> **REQUIRED TASKS**:
a - Answer these questions using the Radeon HD 6320 thread:
(i) Which Compaq desktop model does the poster plan to buy?
(ii) Which games does the poster name?
(iii) Under which username was the post dated Dec 18, 2010 written?
b - Using the Radeon HD 6320 thread, decide whether each statement agrees with it. Answer yes or no, and quote the words that settle it.
(i) The poster expects to pay about 320 euro for the new PC.
(ii) Doom3 is one of the games the poster mentions.
(iii) The poster asks only whether the games will run, not about settings.
c - Carry on the Radeon HD 6320 thread from its last line.

> **EXCERPTED TEXT**:
+---+
# amd radeon hd 6320 games!



## yyboyyy96 (Dec 18, 2010)

hello:smile:, I have a little question about the amd radeon hd 6320 cuz I have a bad pc I'm gonna buy a other for like 320euro, this is that pc
COMPAQ CQ1100NL Desktop vindt u voor 319,00 bij BCC. U kunt de COMPAQ CQ1100NL thuis laten bezorgen of GRATIS afhalen

but I was wondering if I could play some of those games:angel:: modern warfare 1/2, doom3, sof3, skyrim/oblivion.

I want to know if I can run those games on that and what settings its gonna run AND IF IT IS LAG FREE!

and I wanna know what games it wont run:smile:

MANY THANKS :grin:


----------



## A1tecice (Jun 1, 2010)
+---+
> **DATA BLOCK**:
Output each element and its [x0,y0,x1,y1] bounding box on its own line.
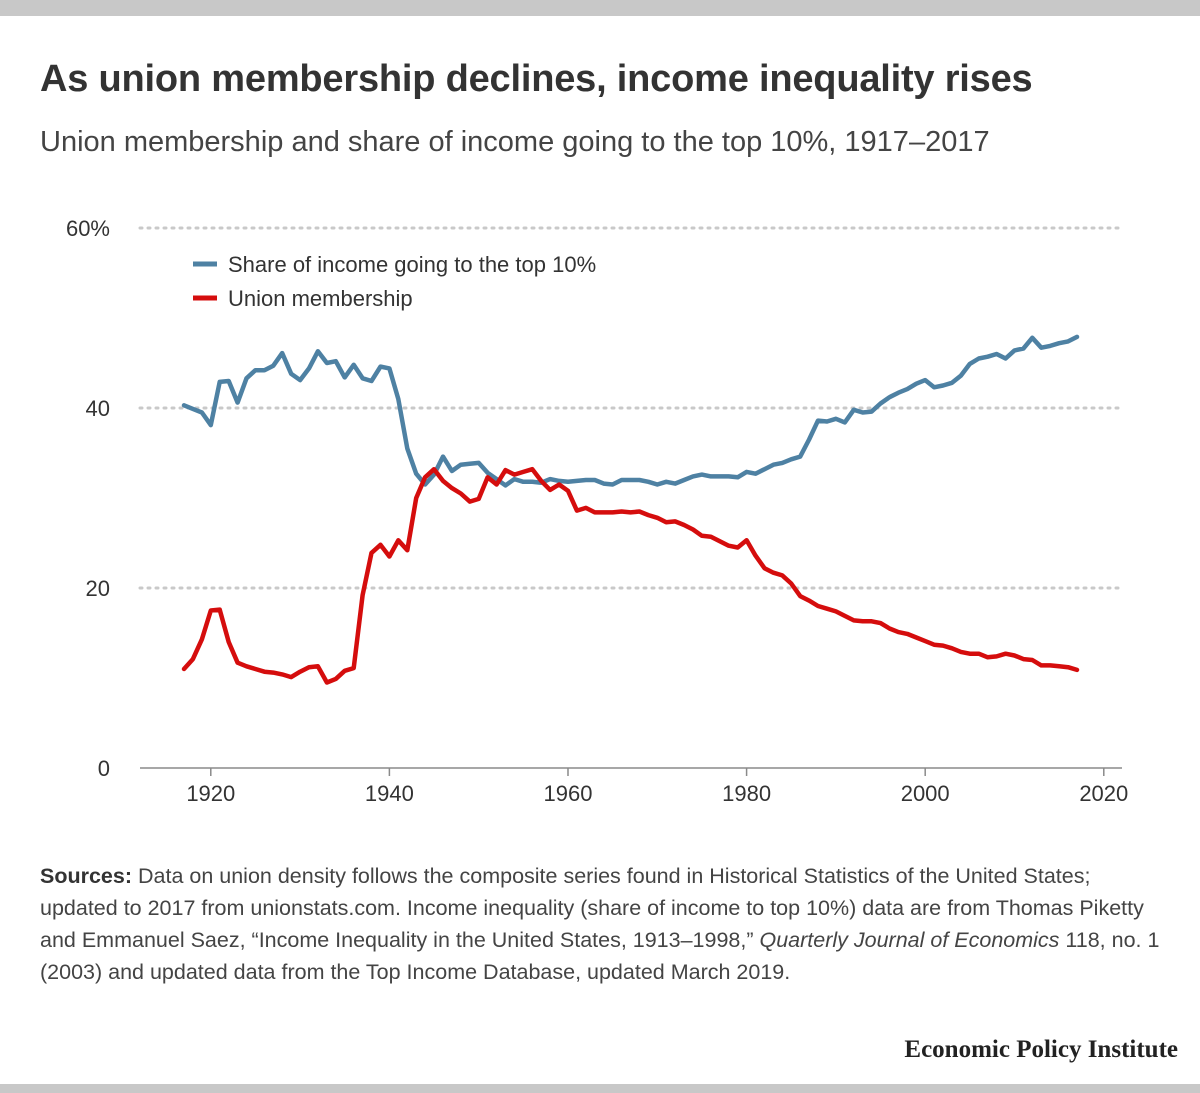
+---+
> **ANSWERS TO THE PROBLEMS**:
a -
(i) The COMPAQ CQ1100NL.
(ii) Modern Warfare 1/2, Doom3, SoF3, and Skyrim/Oblivion.
(iii) yyboyyy96.

b -
(i) Yes: "I'm gonna buy a other for like 320euro"
(ii) Yes: "modern warfare 1/2, doom3, sof3, skyrim/oblivion"
(iii) No: "what settings its gonna run"

c -
Hey yyboyy96,

Umm well I have done a bit of looking around for your graphics card included in that system (AMD-Radeon-HD-6310) Unfortunately i doubt this computers graphics capability. COD:MW2 will be playable on low graphics and low resolutions but anything above that you will be seeing around 13FPS (so yes you will notice stuttering with gameplay.

More info about your integrated chip can be found here.


----------



## yyboyyy96 (Dec 18, 2010)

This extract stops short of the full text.